+++ INPUT RECORDS +++
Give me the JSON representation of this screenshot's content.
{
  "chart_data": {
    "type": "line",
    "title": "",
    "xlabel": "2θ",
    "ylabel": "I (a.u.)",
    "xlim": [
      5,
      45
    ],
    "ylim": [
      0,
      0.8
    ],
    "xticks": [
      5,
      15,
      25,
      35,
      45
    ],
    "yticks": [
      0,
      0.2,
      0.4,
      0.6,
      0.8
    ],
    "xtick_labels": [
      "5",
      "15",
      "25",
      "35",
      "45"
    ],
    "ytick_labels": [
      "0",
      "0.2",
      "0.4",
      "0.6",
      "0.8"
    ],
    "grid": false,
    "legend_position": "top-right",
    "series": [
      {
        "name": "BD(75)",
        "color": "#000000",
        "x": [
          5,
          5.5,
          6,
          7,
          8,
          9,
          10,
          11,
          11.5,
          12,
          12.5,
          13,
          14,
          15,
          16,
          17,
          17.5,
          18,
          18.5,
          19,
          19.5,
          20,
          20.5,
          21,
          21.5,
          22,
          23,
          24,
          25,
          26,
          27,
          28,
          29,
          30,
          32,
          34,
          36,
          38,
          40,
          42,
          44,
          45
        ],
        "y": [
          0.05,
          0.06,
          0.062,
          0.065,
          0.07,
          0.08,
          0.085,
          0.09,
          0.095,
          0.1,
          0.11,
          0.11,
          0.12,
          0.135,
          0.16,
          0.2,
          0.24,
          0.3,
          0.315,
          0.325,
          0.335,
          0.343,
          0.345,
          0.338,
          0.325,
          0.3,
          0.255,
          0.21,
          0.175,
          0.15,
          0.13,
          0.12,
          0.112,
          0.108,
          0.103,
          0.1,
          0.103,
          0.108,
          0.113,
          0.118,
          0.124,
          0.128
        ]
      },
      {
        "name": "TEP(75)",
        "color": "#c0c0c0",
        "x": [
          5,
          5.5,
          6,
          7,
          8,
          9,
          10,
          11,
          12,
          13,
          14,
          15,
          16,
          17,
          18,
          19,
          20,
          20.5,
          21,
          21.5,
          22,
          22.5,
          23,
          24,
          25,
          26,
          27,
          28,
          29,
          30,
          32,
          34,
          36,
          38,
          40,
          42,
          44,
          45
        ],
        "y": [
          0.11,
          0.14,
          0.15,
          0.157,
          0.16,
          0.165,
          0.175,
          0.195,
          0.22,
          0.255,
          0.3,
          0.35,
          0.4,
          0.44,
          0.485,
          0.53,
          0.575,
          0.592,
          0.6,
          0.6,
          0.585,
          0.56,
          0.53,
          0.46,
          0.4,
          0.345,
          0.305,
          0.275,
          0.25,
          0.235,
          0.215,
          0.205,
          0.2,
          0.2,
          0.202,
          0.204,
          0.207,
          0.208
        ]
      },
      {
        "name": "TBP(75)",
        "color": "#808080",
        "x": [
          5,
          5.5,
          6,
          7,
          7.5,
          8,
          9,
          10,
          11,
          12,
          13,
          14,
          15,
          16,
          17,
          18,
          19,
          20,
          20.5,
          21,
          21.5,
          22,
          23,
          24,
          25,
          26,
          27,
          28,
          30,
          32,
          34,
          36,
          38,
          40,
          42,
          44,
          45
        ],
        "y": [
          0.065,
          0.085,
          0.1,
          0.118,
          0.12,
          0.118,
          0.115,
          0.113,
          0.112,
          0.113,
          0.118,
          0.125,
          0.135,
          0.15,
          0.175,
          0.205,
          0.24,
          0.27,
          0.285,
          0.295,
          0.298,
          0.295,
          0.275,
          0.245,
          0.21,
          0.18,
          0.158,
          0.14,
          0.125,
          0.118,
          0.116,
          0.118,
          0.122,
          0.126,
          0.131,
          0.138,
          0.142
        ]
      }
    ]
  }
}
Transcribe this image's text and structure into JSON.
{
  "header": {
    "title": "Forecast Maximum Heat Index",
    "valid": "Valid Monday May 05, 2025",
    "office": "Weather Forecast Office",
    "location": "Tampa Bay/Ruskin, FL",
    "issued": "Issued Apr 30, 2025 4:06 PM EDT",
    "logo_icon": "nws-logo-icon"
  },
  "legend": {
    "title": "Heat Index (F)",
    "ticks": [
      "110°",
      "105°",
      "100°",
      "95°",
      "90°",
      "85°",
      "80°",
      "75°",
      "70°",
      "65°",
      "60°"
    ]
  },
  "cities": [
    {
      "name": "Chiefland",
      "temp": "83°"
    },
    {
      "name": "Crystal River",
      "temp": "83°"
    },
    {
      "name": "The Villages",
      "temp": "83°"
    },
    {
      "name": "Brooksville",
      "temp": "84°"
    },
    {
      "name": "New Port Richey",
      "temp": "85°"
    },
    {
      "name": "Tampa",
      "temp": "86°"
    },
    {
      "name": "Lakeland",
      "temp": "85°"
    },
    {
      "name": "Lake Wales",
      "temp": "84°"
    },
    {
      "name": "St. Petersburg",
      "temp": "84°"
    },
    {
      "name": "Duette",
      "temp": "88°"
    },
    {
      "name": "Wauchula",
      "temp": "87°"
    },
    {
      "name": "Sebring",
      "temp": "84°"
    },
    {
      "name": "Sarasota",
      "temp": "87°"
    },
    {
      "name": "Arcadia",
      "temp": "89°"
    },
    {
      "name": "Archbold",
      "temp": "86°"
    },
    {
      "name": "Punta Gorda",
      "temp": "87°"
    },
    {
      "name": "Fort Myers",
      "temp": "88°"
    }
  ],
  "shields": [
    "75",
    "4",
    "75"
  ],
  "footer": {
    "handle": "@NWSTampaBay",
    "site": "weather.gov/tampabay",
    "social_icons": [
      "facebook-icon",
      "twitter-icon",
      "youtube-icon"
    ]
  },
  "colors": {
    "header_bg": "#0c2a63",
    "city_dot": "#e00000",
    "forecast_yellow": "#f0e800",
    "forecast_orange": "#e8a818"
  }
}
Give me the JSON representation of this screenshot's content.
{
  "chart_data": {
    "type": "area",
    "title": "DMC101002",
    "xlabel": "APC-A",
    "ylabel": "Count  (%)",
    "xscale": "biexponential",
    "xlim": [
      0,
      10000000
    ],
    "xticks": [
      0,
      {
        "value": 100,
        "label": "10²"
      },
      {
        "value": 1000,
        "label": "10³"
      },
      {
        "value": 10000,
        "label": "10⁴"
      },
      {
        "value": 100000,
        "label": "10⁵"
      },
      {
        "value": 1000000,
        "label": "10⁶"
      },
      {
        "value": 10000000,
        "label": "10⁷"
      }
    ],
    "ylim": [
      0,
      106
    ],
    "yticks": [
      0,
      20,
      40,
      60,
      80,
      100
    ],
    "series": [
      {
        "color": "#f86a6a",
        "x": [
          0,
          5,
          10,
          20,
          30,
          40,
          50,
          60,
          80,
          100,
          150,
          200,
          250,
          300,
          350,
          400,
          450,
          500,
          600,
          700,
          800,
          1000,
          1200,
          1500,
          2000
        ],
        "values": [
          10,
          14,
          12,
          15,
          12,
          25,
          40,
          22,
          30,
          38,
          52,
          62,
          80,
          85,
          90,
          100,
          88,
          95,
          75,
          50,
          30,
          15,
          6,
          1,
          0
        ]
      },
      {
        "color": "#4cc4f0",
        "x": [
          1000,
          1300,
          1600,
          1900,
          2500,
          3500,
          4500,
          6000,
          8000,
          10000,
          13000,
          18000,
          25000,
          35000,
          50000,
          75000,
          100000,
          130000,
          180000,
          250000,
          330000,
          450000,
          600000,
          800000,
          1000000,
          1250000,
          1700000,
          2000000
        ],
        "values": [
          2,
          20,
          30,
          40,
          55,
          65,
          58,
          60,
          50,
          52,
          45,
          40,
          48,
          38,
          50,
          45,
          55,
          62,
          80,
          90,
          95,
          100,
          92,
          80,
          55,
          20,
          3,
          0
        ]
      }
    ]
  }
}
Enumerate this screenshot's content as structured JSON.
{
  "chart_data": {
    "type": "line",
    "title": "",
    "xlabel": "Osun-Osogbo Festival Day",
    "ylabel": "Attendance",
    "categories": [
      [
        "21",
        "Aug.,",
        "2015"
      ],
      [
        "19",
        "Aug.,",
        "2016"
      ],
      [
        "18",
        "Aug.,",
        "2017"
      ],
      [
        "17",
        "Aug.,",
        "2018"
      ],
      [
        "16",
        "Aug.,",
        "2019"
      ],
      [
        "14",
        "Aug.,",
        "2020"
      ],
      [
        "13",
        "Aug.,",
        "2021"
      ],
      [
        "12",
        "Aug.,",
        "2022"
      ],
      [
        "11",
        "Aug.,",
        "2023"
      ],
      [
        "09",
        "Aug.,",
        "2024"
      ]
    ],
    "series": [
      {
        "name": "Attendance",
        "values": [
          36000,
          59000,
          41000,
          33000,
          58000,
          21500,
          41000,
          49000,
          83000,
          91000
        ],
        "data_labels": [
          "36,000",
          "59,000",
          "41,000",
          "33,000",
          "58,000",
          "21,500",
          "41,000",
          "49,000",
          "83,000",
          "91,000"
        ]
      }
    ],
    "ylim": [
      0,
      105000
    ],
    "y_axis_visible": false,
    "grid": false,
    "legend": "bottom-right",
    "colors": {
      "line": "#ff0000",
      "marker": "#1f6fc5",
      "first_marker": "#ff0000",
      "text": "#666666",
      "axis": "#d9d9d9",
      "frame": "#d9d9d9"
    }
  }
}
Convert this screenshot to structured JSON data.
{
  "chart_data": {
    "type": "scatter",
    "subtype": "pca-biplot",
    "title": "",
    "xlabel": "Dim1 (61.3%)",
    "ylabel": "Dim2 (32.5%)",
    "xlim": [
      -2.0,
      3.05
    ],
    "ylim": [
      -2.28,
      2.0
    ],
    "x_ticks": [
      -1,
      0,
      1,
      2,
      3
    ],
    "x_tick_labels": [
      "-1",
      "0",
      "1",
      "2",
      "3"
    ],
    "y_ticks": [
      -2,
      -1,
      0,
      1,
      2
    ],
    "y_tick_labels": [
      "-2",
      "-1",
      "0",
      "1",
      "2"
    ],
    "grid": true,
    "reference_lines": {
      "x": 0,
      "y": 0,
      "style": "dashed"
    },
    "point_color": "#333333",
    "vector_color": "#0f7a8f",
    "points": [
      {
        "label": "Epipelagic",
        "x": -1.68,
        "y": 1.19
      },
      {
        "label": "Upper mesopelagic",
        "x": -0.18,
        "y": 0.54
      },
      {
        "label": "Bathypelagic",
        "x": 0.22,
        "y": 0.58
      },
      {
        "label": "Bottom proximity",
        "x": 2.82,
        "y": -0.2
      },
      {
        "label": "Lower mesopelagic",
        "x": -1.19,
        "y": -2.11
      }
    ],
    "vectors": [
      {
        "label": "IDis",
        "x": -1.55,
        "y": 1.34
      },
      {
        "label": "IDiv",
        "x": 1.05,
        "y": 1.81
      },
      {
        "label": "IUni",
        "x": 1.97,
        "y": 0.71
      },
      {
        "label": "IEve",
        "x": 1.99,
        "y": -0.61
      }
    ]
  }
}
+++
EXERCISE => Work out how many lines in the entries hold the string "structured". Your answer should consist solely of that number.

SOLUTION FOR THIS EXERCISE => 2